#### Problem statement:
Return the records that follow unaltered. Omit every picture.

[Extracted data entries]
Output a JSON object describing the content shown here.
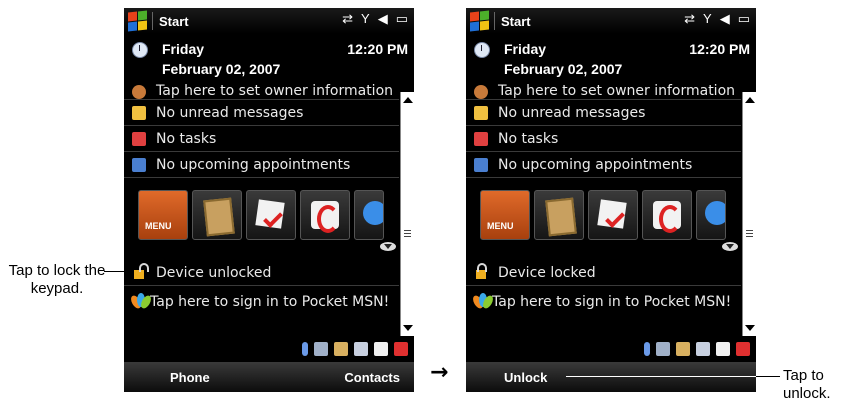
{
  "left_device": {
    "title": "Start",
    "status_icons": [
      "connectivity-icon",
      "signal-icon",
      "volume-icon",
      "battery-icon"
    ],
    "date": {
      "day": "Friday",
      "full_date": "February 02, 2007",
      "time": "12:20 PM"
    },
    "items": [
      {
        "icon": "owner-icon",
        "label": "Tap here to set owner information"
      },
      {
        "icon": "mail-icon",
        "label": "No unread messages"
      },
      {
        "icon": "task-icon",
        "label": "No tasks"
      },
      {
        "icon": "calendar-icon",
        "label": "No upcoming appointments"
      }
    ],
    "apps": [
      {
        "icon": "mio-menu-icon",
        "label": "MENU"
      },
      {
        "icon": "photo-frame-icon"
      },
      {
        "icon": "checkmark-icon"
      },
      {
        "icon": "phone-icon"
      },
      {
        "icon": "internet-explorer-icon"
      }
    ],
    "lock_status": "Device unlocked",
    "msn_text": "Tap here to sign in to Pocket MSN!",
    "softkeys": {
      "left": "Phone",
      "right": "Contacts"
    }
  },
  "right_device": {
    "title": "Start",
    "date": {
      "day": "Friday",
      "full_date": "February 02, 2007",
      "time": "12:20 PM"
    },
    "items": [
      {
        "icon": "owner-icon",
        "label": "Tap here to set owner information"
      },
      {
        "icon": "mail-icon",
        "label": "No unread messages"
      },
      {
        "icon": "task-icon",
        "label": "No tasks"
      },
      {
        "icon": "calendar-icon",
        "label": "No upcoming appointments"
      }
    ],
    "lock_status": "Device locked",
    "msn_text": "Tap here to sign in to Pocket MSN!",
    "softkeys": {
      "left": "Unlock"
    }
  },
  "callouts": {
    "lock": "Tap to lock the keypad.",
    "unlock": "Tap to unlock."
  },
  "colors": {
    "screen_bg": "#000000",
    "text": "#ffffff",
    "lock_icon": "#f0b020"
  }
}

#### Result:
Output a JSON object describing the content shown here.
{
  "left_device": {
    "title": "Start",
    "status_icons": [
      "connectivity-icon",
      "signal-icon",
      "volume-icon",
      "battery-icon"
    ],
    "date": {
      "day": "Friday",
      "full_date": "February 02, 2007",
      "time": "12:20 PM"
    },
    "items": [
      {
        "icon": "owner-icon",
        "label": "Tap here to set owner information"
      },
      {
        "icon": "mail-icon",
        "label": "No unread messages"
      },
      {
        "icon": "task-icon",
        "label": "No tasks"
      },
      {
        "icon": "calendar-icon",
        "label": "No upcoming appointments"
      }
    ],
    "apps": [
      {
        "icon": "mio-menu-icon",
        "label": "MENU"
      },
      {
        "icon": "photo-frame-icon"
      },
      {
        "icon": "checkmark-icon"
      },
      {
        "icon": "phone-icon"
      },
      {
        "icon": "internet-explorer-icon"
      }
    ],
    "lock_status": "Device unlocked",
    "msn_text": "Tap here to sign in to Pocket MSN!",
    "softkeys": {
      "left": "Phone",
      "right": "Contacts"
    }
  },
  "right_device": {
    "title": "Start",
    "date": {
      "day": "Friday",
      "full_date": "February 02, 2007",
      "time": "12:20 PM"
    },
    "items": [
      {
        "icon": "owner-icon",
        "label": "Tap here to set owner information"
      },
      {
        "icon": "mail-icon",
        "label": "No unread messages"
      },
      {
        "icon": "task-icon",
        "label": "No tasks"
      },
      {
        "icon": "calendar-icon",
        "label": "No upcoming appointments"
      }
    ],
    "lock_status": "Device locked",
    "msn_text": "Tap here to sign in to Pocket MSN!",
    "softkeys": {
      "left": "Unlock"
    }
  },
  "callouts": {
    "lock": "Tap to lock the keypad.",
    "unlock": "Tap to unlock."
  },
  "colors": {
    "screen_bg": "#000000",
    "text": "#ffffff",
    "lock_icon": "#f0b020"
  }
}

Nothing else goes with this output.